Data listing
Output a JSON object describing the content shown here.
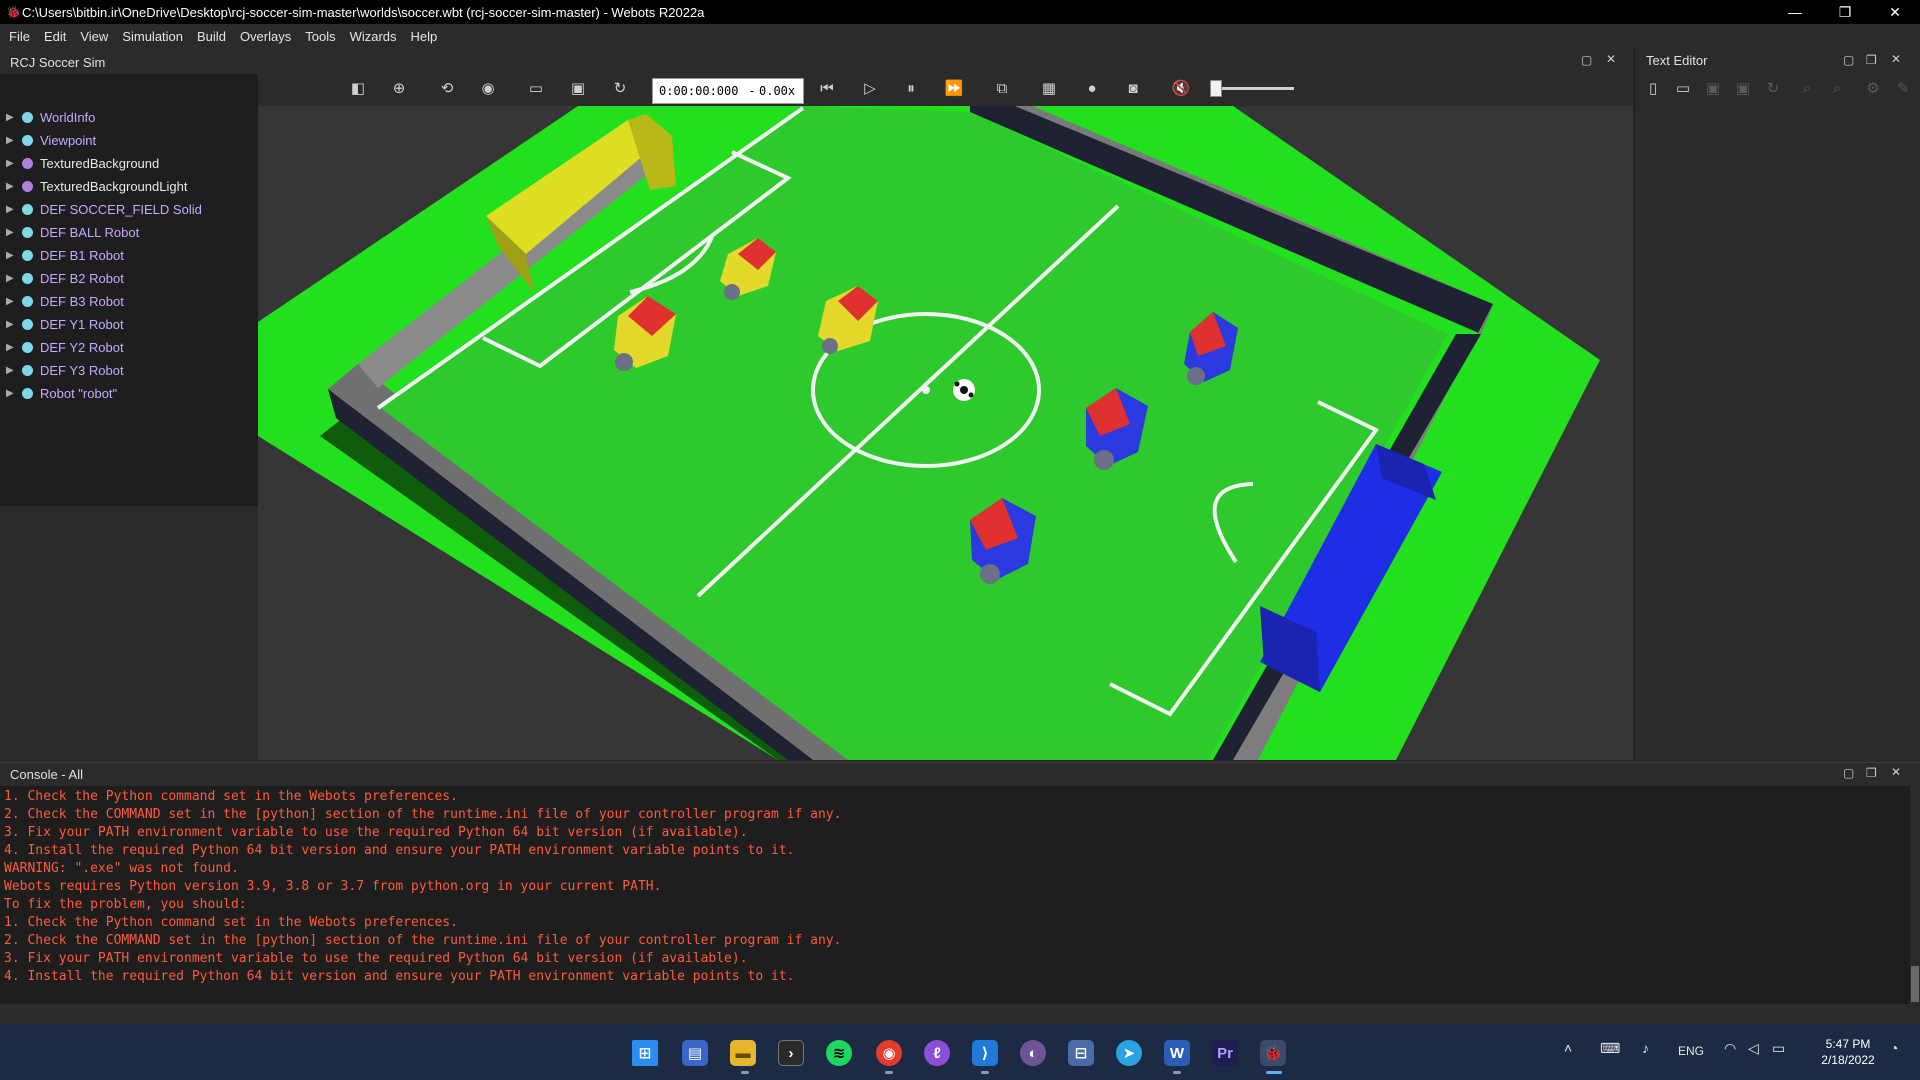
{
  "window": {
    "title": "C:\\Users\\bitbin.ir\\OneDrive\\Desktop\\rcj-soccer-sim-master\\worlds\\soccer.wbt (rcj-soccer-sim-master) - Webots R2022a",
    "minimize": "—",
    "maximize": "❐",
    "close": "✕"
  },
  "menu": [
    "File",
    "Edit",
    "View",
    "Simulation",
    "Build",
    "Overlays",
    "Tools",
    "Wizards",
    "Help"
  ],
  "scene_panel": {
    "title": "RCJ Soccer Sim",
    "items": [
      {
        "label": "WorldInfo",
        "color": "#7fd8e6",
        "text_color": "purple"
      },
      {
        "label": "Viewpoint",
        "color": "#7fd8e6",
        "text_color": "purple"
      },
      {
        "label": "TexturedBackground",
        "color": "#b07fe0",
        "text_color": "white"
      },
      {
        "label": "TexturedBackgroundLight",
        "color": "#b07fe0",
        "text_color": "white"
      },
      {
        "label": "DEF SOCCER_FIELD Solid",
        "color": "#7fd8e6",
        "text_color": "purple"
      },
      {
        "label": "DEF BALL Robot",
        "color": "#7fd8e6",
        "text_color": "purple"
      },
      {
        "label": "DEF B1 Robot",
        "color": "#7fd8e6",
        "text_color": "purple"
      },
      {
        "label": "DEF B2 Robot",
        "color": "#7fd8e6",
        "text_color": "purple"
      },
      {
        "label": "DEF B3 Robot",
        "color": "#7fd8e6",
        "text_color": "purple"
      },
      {
        "label": "DEF Y1 Robot",
        "color": "#7fd8e6",
        "text_color": "purple"
      },
      {
        "label": "DEF Y2 Robot",
        "color": "#7fd8e6",
        "text_color": "purple"
      },
      {
        "label": "DEF Y3 Robot",
        "color": "#7fd8e6",
        "text_color": "purple"
      },
      {
        "label": "Robot \"robot\"",
        "color": "#7fd8e6",
        "text_color": "purple"
      }
    ]
  },
  "sim_toolbar": {
    "time": "0:00:00:000",
    "separator": "-",
    "speed": "0.00x"
  },
  "text_editor": {
    "title": "Text Editor"
  },
  "console": {
    "title": "Console - All",
    "lines": [
      "1. Check the Python command set in the Webots preferences.",
      "2. Check the COMMAND set in the [python] section of the runtime.ini file of your controller program if any.",
      "3. Fix your PATH environment variable to use the required Python 64 bit version (if available).",
      "4. Install the required Python 64 bit version and ensure your PATH environment variable points to it.",
      "WARNING: \".exe\" was not found.",
      "Webots requires Python version 3.9, 3.8 or 3.7 from python.org in your current PATH.",
      "To fix the problem, you should:",
      "1. Check the Python command set in the Webots preferences.",
      "2. Check the COMMAND set in the [python] section of the runtime.ini file of your controller program if any.",
      "3. Fix your PATH environment variable to use the required Python 64 bit version (if available).",
      "4. Install the required Python 64 bit version and ensure your PATH environment variable points to it."
    ]
  },
  "taskbar": {
    "language": "ENG",
    "time": "5:47 PM",
    "date": "2/18/2022"
  }
}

Problem to solve :: Restate the records above in full, word for word. Keep pictures out.

Solution for this problem ::
Output a JSON object describing the content shown here.
{
  "window": {
    "title": "C:\\Users\\bitbin.ir\\OneDrive\\Desktop\\rcj-soccer-sim-master\\worlds\\soccer.wbt (rcj-soccer-sim-master) - Webots R2022a",
    "minimize": "—",
    "maximize": "❐",
    "close": "✕"
  },
  "menu": [
    "File",
    "Edit",
    "View",
    "Simulation",
    "Build",
    "Overlays",
    "Tools",
    "Wizards",
    "Help"
  ],
  "scene_panel": {
    "title": "RCJ Soccer Sim",
    "items": [
      {
        "label": "WorldInfo",
        "color": "#7fd8e6",
        "text_color": "purple"
      },
      {
        "label": "Viewpoint",
        "color": "#7fd8e6",
        "text_color": "purple"
      },
      {
        "label": "TexturedBackground",
        "color": "#b07fe0",
        "text_color": "white"
      },
      {
        "label": "TexturedBackgroundLight",
        "color": "#b07fe0",
        "text_color": "white"
      },
      {
        "label": "DEF SOCCER_FIELD Solid",
        "color": "#7fd8e6",
        "text_color": "purple"
      },
      {
        "label": "DEF BALL Robot",
        "color": "#7fd8e6",
        "text_color": "purple"
      },
      {
        "label": "DEF B1 Robot",
        "color": "#7fd8e6",
        "text_color": "purple"
      },
      {
        "label": "DEF B2 Robot",
        "color": "#7fd8e6",
        "text_color": "purple"
      },
      {
        "label": "DEF B3 Robot",
        "color": "#7fd8e6",
        "text_color": "purple"
      },
      {
        "label": "DEF Y1 Robot",
        "color": "#7fd8e6",
        "text_color": "purple"
      },
      {
        "label": "DEF Y2 Robot",
        "color": "#7fd8e6",
        "text_color": "purple"
      },
      {
        "label": "DEF Y3 Robot",
        "color": "#7fd8e6",
        "text_color": "purple"
      },
      {
        "label": "Robot \"robot\"",
        "color": "#7fd8e6",
        "text_color": "purple"
      }
    ]
  },
  "sim_toolbar": {
    "time": "0:00:00:000",
    "separator": "-",
    "speed": "0.00x"
  },
  "text_editor": {
    "title": "Text Editor"
  },
  "console": {
    "title": "Console - All",
    "lines": [
      "1. Check the Python command set in the Webots preferences.",
      "2. Check the COMMAND set in the [python] section of the runtime.ini file of your controller program if any.",
      "3. Fix your PATH environment variable to use the required Python 64 bit version (if available).",
      "4. Install the required Python 64 bit version and ensure your PATH environment variable points to it.",
      "WARNING: \".exe\" was not found.",
      "Webots requires Python version 3.9, 3.8 or 3.7 from python.org in your current PATH.",
      "To fix the problem, you should:",
      "1. Check the Python command set in the Webots preferences.",
      "2. Check the COMMAND set in the [python] section of the runtime.ini file of your controller program if any.",
      "3. Fix your PATH environment variable to use the required Python 64 bit version (if available).",
      "4. Install the required Python 64 bit version and ensure your PATH environment variable points to it."
    ]
  },
  "taskbar": {
    "language": "ENG",
    "time": "5:47 PM",
    "date": "2/18/2022"
  }
}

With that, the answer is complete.